Every line below that contains "образования" is to be copied.
======
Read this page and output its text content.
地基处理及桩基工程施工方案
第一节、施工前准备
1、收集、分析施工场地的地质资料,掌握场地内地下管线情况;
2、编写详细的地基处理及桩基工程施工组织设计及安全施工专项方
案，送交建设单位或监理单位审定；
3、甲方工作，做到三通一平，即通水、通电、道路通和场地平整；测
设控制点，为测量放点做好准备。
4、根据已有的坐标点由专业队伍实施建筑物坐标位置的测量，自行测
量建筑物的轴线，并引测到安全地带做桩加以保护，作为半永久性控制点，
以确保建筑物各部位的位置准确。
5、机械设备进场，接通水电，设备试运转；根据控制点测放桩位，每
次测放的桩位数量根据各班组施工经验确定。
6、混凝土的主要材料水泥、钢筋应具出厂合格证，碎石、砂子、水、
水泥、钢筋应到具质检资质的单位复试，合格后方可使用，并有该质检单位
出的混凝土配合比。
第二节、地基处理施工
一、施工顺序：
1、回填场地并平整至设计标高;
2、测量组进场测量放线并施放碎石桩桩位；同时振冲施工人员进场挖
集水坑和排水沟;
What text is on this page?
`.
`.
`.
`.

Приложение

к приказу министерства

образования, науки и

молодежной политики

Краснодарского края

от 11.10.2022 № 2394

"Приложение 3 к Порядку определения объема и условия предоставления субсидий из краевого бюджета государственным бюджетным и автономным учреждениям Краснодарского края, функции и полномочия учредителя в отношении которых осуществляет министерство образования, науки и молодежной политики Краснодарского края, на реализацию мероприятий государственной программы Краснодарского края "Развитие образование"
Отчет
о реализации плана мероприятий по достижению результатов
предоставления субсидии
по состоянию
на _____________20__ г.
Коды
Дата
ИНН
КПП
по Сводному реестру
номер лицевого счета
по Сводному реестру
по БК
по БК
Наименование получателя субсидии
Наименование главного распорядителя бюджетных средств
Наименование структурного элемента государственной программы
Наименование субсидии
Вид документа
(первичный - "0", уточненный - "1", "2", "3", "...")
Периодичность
======
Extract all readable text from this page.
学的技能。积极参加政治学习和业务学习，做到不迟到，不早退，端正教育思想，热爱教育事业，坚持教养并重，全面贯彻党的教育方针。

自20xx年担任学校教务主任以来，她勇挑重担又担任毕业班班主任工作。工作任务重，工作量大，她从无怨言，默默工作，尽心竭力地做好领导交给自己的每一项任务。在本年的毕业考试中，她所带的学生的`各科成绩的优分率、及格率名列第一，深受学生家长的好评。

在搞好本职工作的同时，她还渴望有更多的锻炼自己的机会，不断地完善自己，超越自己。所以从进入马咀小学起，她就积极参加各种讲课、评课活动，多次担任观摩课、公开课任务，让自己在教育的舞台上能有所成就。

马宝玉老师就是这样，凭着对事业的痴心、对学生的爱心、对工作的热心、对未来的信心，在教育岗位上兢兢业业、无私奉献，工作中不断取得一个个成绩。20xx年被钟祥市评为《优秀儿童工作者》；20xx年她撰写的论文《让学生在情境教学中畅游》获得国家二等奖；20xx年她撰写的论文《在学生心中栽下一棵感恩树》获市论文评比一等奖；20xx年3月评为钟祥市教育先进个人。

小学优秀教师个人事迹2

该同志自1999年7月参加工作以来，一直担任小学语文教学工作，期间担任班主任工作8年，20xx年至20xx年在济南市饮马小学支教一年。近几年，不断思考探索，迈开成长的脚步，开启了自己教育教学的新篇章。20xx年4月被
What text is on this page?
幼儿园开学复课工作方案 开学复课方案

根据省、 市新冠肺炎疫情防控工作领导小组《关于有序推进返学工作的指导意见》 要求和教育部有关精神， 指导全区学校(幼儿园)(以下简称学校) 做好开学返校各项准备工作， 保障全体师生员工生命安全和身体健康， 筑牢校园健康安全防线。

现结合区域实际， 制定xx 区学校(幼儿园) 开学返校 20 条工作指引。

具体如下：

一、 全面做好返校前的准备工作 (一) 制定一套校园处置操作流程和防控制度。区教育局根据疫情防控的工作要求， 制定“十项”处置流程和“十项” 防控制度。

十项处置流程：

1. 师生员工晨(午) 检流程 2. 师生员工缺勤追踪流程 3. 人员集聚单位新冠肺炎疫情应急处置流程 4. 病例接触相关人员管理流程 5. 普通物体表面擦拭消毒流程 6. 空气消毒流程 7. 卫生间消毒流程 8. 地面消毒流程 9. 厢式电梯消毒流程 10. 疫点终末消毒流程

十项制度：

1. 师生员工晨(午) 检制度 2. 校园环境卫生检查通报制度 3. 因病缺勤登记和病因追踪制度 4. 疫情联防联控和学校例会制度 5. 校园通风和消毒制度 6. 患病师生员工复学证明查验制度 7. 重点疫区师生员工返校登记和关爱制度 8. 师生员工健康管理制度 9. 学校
======
**Task output**:
образования, науки и
"Приложение 3 к Порядку определения объема и условия предоставления субсидий из краевого бюджета государственным бюджетным и автономным учреждениям Краснодарского края, функции и полномочия учредителя в отношении которых осуществляет министерство образования, науки и молодежной политики Краснодарского края, на реализацию мероприятий государственной программы Краснодарского края "Развитие образование"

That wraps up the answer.